Problem description:
Copy out each line containing "xlabel" from the entries below.

Figure dataset records:
....................

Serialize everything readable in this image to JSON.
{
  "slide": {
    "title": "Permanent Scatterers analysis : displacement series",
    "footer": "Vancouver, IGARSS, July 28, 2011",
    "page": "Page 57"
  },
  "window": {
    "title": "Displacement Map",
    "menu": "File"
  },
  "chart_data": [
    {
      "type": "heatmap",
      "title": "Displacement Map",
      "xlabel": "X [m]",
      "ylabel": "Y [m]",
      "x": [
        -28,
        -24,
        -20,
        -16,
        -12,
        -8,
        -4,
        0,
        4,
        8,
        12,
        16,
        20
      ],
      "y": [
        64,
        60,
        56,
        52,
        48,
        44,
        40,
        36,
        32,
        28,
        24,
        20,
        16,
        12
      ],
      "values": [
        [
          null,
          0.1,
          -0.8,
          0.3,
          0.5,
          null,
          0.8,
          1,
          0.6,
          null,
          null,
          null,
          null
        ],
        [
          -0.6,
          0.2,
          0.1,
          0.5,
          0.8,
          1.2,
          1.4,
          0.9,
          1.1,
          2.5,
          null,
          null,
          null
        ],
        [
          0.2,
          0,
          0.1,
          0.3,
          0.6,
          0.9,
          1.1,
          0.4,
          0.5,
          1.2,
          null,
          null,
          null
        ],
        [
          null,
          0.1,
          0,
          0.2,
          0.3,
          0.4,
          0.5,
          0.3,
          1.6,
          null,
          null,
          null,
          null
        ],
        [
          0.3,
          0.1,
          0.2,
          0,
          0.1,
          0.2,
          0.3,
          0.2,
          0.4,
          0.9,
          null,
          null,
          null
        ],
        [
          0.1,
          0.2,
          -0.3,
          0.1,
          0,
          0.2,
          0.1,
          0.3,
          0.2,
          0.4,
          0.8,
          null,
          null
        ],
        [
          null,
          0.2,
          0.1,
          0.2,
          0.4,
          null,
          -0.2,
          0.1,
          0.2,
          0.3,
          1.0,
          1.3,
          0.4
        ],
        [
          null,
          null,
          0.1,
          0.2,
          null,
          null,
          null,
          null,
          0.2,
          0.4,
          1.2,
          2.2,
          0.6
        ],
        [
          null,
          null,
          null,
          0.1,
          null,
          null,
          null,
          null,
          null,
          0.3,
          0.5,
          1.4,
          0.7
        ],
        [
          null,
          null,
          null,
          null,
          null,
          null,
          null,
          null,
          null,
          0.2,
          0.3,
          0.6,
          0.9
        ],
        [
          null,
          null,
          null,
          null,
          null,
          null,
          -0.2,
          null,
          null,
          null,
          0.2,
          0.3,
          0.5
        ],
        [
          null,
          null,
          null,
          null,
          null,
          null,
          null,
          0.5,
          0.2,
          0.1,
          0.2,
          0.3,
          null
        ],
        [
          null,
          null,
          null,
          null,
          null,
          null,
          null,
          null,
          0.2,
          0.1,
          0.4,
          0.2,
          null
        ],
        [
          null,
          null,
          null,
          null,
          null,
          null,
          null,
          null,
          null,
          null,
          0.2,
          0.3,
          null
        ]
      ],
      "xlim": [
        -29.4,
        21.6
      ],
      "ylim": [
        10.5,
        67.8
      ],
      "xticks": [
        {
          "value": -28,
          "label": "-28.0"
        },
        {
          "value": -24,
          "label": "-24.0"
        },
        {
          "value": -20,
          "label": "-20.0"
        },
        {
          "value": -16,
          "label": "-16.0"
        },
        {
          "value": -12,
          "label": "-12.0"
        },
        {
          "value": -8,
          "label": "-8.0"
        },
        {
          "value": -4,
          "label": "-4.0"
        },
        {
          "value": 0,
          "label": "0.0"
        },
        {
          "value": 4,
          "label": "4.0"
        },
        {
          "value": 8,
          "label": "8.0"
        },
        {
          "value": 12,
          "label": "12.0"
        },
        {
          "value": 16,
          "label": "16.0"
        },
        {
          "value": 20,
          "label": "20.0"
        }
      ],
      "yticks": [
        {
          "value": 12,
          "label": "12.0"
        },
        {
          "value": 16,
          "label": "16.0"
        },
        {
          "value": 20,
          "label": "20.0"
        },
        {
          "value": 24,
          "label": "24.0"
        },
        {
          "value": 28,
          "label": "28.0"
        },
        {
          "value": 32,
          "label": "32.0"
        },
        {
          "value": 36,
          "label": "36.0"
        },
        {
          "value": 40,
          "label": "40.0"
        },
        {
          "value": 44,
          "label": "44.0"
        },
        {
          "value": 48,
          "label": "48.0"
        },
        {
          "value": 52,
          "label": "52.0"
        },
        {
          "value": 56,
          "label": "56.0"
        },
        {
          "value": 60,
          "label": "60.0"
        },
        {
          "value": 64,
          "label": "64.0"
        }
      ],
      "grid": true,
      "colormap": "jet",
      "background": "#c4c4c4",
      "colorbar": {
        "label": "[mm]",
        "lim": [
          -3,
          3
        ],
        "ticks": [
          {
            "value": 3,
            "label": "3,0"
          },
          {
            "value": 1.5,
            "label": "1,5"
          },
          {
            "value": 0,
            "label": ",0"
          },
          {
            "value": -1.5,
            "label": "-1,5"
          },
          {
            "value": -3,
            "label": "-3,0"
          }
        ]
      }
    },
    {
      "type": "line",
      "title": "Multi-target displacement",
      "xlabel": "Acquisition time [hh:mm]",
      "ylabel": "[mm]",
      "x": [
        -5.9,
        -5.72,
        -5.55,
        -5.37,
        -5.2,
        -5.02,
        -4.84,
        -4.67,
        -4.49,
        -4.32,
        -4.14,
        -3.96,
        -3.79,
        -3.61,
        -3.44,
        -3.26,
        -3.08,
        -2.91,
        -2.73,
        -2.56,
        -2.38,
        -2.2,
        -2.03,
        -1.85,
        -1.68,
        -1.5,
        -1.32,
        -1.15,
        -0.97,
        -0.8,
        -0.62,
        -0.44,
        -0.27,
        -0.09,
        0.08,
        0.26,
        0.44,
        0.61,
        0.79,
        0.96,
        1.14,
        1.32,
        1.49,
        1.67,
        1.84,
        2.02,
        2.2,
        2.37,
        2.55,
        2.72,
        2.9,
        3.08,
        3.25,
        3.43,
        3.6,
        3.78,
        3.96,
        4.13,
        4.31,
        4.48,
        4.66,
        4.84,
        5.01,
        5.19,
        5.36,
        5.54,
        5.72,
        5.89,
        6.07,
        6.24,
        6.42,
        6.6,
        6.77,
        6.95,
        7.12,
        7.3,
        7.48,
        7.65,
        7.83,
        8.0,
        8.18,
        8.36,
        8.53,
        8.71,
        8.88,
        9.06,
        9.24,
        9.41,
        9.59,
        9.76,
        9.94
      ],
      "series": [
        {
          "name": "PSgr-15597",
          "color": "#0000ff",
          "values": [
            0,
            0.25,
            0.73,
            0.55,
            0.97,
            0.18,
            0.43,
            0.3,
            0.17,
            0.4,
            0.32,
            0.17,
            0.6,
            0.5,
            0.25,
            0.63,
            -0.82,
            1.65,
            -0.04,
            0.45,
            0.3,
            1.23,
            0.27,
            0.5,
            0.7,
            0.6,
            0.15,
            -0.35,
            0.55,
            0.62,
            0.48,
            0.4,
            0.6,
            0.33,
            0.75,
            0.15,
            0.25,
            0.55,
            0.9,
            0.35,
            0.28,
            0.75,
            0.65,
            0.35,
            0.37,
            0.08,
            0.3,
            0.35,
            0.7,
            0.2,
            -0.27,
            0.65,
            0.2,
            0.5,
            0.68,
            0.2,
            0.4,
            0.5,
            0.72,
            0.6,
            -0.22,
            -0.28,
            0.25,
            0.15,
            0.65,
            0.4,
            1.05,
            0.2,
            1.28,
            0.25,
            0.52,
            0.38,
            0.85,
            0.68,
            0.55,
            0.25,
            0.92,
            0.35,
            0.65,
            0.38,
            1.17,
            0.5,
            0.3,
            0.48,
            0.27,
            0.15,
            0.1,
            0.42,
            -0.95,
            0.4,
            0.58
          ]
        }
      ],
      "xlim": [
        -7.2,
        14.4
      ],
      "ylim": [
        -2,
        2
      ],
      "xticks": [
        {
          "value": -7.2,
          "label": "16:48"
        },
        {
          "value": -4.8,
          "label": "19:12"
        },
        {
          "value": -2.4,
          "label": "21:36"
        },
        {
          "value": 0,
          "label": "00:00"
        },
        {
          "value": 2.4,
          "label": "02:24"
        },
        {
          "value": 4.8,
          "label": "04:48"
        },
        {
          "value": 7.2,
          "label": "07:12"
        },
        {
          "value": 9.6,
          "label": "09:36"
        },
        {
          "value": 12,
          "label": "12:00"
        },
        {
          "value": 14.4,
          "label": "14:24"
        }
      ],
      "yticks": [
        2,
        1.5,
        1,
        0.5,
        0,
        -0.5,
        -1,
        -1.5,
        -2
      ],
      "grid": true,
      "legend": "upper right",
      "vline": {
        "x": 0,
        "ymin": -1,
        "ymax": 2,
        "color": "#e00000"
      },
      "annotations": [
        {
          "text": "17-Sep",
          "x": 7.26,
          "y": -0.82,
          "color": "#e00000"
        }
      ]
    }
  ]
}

....................

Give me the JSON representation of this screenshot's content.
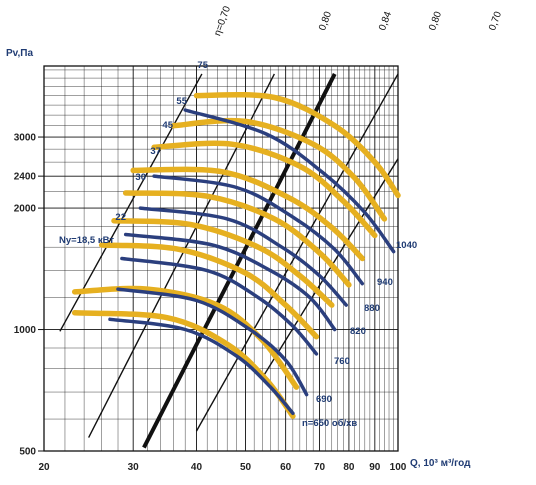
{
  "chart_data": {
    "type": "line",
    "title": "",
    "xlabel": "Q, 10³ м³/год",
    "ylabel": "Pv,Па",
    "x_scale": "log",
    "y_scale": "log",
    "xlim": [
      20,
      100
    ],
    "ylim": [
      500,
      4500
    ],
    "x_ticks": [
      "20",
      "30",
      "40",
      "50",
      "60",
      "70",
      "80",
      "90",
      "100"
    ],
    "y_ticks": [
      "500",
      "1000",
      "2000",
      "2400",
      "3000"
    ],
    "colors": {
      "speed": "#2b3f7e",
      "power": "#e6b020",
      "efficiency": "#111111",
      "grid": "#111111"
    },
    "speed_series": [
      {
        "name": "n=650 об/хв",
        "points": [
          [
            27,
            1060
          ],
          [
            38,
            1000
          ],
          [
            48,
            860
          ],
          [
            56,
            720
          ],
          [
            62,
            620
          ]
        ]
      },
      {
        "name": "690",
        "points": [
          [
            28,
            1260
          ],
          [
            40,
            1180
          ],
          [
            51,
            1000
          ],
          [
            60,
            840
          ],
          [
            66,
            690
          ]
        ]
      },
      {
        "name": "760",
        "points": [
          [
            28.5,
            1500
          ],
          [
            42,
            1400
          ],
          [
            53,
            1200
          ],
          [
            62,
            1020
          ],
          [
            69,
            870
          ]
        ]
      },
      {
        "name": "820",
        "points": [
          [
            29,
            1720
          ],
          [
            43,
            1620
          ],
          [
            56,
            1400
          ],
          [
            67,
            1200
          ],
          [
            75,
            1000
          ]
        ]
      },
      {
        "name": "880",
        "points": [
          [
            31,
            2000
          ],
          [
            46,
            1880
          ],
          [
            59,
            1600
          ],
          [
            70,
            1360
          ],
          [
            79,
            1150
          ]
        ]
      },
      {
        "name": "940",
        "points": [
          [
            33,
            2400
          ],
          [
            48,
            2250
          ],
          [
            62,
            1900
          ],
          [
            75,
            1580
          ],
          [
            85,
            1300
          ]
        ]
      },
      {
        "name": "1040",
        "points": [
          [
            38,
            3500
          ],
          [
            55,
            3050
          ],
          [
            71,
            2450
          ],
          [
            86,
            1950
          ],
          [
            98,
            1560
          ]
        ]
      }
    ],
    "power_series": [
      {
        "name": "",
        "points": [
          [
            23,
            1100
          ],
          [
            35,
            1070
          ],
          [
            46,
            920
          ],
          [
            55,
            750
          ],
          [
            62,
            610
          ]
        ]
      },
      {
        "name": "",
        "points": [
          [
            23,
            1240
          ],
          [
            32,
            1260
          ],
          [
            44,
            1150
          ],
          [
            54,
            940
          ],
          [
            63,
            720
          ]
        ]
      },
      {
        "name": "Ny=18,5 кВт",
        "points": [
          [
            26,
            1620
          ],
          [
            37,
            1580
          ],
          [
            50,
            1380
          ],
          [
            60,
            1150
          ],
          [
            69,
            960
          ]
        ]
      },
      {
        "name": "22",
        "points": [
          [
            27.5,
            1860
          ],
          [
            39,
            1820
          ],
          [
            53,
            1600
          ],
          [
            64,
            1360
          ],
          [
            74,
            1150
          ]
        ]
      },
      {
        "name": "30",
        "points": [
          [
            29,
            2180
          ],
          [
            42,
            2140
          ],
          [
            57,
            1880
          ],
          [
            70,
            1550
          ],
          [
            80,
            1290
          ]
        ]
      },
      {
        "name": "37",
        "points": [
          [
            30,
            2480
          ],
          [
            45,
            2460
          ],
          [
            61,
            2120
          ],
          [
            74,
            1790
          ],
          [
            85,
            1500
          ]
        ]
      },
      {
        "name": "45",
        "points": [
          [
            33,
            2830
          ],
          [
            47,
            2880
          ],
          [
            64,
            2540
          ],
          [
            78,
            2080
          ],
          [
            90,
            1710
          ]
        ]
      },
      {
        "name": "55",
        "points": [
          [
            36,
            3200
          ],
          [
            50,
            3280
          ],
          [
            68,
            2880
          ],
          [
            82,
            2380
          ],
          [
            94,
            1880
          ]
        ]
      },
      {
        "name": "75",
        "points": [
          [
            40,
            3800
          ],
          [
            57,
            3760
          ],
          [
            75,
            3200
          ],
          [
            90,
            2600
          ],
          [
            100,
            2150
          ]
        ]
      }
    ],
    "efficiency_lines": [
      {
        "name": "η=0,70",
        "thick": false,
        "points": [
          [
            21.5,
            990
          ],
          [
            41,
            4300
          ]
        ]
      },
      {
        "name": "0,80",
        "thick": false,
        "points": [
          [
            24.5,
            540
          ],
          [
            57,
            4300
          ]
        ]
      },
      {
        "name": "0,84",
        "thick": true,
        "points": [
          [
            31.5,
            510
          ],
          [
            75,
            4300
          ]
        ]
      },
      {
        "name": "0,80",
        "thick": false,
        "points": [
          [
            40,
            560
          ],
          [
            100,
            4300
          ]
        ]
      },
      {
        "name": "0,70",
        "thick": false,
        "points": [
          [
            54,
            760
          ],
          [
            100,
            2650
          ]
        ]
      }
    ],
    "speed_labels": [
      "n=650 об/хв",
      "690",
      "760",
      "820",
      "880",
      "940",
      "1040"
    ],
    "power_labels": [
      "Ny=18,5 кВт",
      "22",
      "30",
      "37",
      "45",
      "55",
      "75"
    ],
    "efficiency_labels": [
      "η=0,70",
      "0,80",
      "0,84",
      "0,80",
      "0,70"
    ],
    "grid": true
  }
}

....................

Response:
      "xlabel": "X [m]",
      "xlabel": "Acquisition time [hh:mm]",
    "xlabel": "Q, 10³ м³/год",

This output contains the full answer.